■ **Extract provided**
——————
If you read this blog on a regular basis, or any of the other new media blogs out there, you've no doubt heard a lot about Second Life. It's even come into the cross-hairs of mainstream media as of late as reporters who dabble in the medium flush out its weaknesses, which it undoubtedly has. (You can read Wired's accusatory article here.)
My problem with most of "mainstream" media's take on it is that they either spend too little time with it (less than an hour) or don't even bother trying. Now, I admit there are more than a few shortcomings and limitations in Second Life and like everything in new media it's ONE option, not THE option. Here are a few of the main limitations:
- It's rather slow (see the next point)
- It wasn't built to scale to the volume of users that are there today
- It's yet another application requiring yet another install
Those, however, are not the faults that the media usually finds. They target things like 'it's geeky', 'it's young', 'it's full of sex', etc. Those things are true, but Second Life is only three years old. Remember the arguments that people had in the late 90's against the Internet? Sound familiar? It should.
Remember the arguments that people had in the late 90's against the Internet? Sound familiar? It should.
Right now Second Life is experimental, but as I spend more and more time there the real power has become clearly evident. Here are a few of the things that make SL an option that should remain on the table for marketers as an option for their marketing mix.
Here I am in SL chilling out
- It's extremely engaging/immersive: This is a virtual world first and foremost. You can walk around, touch things, sit down, walk up and down stairs, jump up and down, shake other people's hands, have meetings, etc. It's as immersive as any video game and the movement and interaction are very similar as well. The designers who create areas are basically unlimited in what they can do and the laws of gravity certainly don't exist (for the most part). For the user, you can customize your wardrobe and total appearance down to every detail.
- It's more personal than email, IM or a phone call: As soon as your persona is created and you take your first steps, you become connected with them. When you walk up to somebody else you can IM and chat with them (and now you can use voice chat as well). Unlike normal chat and email, where you may be doing something else and not paying attention, the fact that you're physically represented makes you more connected and engaged.
- It bridges physical disconnect: Companies and organizations that are physically decentralized will find Second Life a powerful bridge builder. No matter where people are, they can jump on, meet up in a certain place and chat. The focus that you put on your character makes you pay attention more to what you're saying and makes you listen and engage more than any teleconference you could hold. Churches have been formed and are creating services, events are taking place to raise real money for charity, companies are holding staff meetings as well as conducting interviews, hosting/attending trade shows and putting on concerts. These are things that normally would consist of a teleconference, web streaming or IM and the virtual nature makes it a lot more fun and interactive.
——————
■ **Data lines**
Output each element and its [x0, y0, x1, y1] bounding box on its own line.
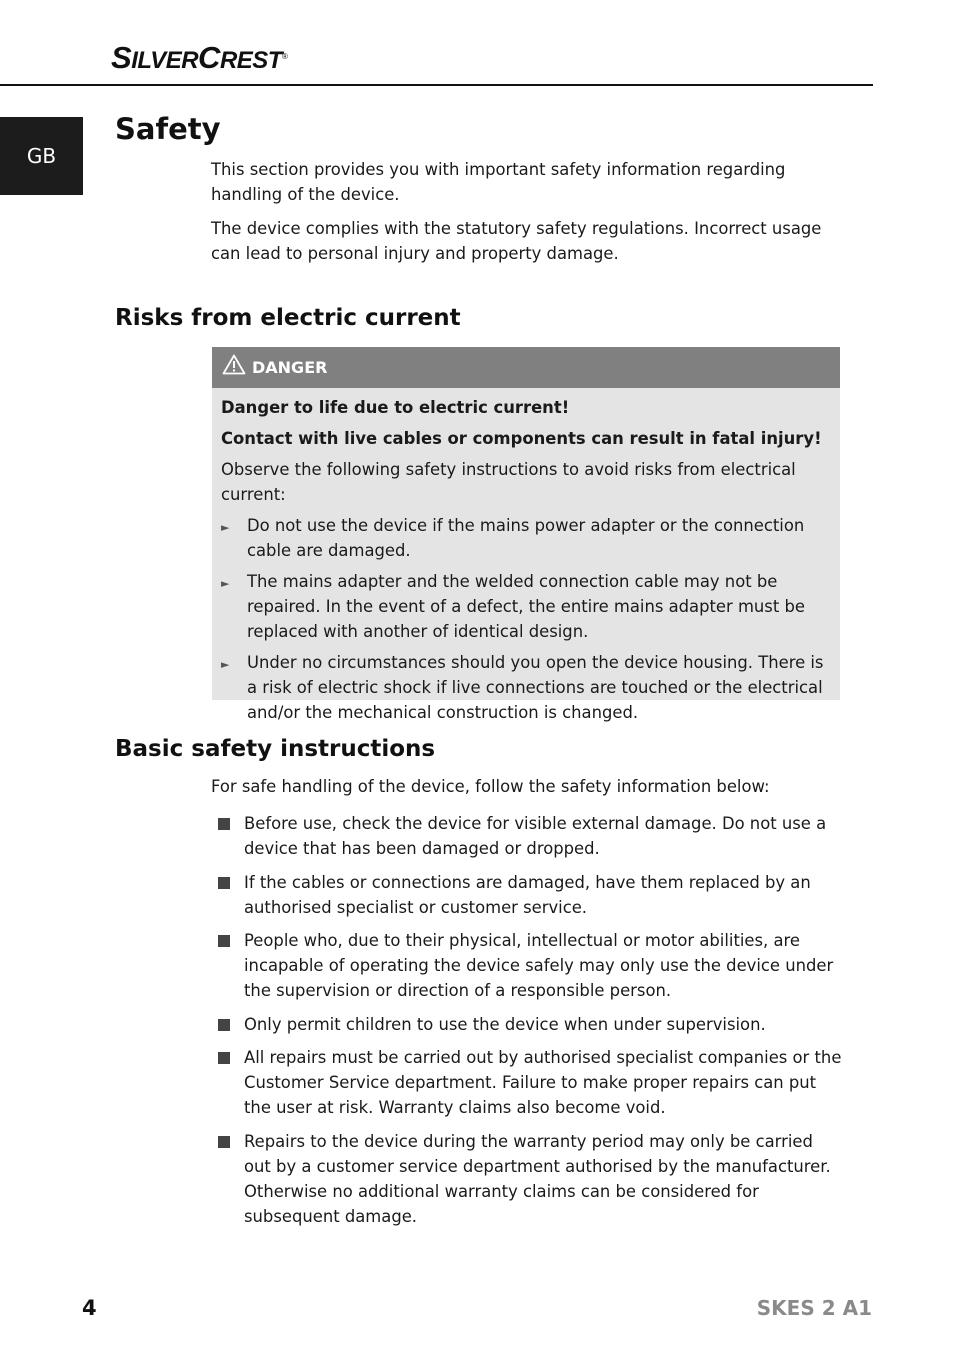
——————
■ **Required work**
**A.** From the Second Life post, extract the passage between "- It bridges" and "fun and interactive.", inclusive.
**B.** In the Second Life post, how old is Second Life said to be?

■ **Solved problems**
**A.**
- It bridges physical disconnect: Companies and organizations that are physically decentralized will find Second Life a powerful bridge builder. No matter where people are, they can jump on, meet up in a certain place and chat. The focus that you put on your character makes you pay attention more to what you're saying and makes you listen and engage more than any teleconference you could hold. Churches have been formed and are creating services, events are taking place to raise real money for charity, companies are holding staff meetings as well as conducting interviews, hosting/attending trade shows and putting on concerts. These are things that normally would consist of a teleconference, web streaming or IM and the virtual nature makes it a lot more fun and interactive.

**B.** Three years old.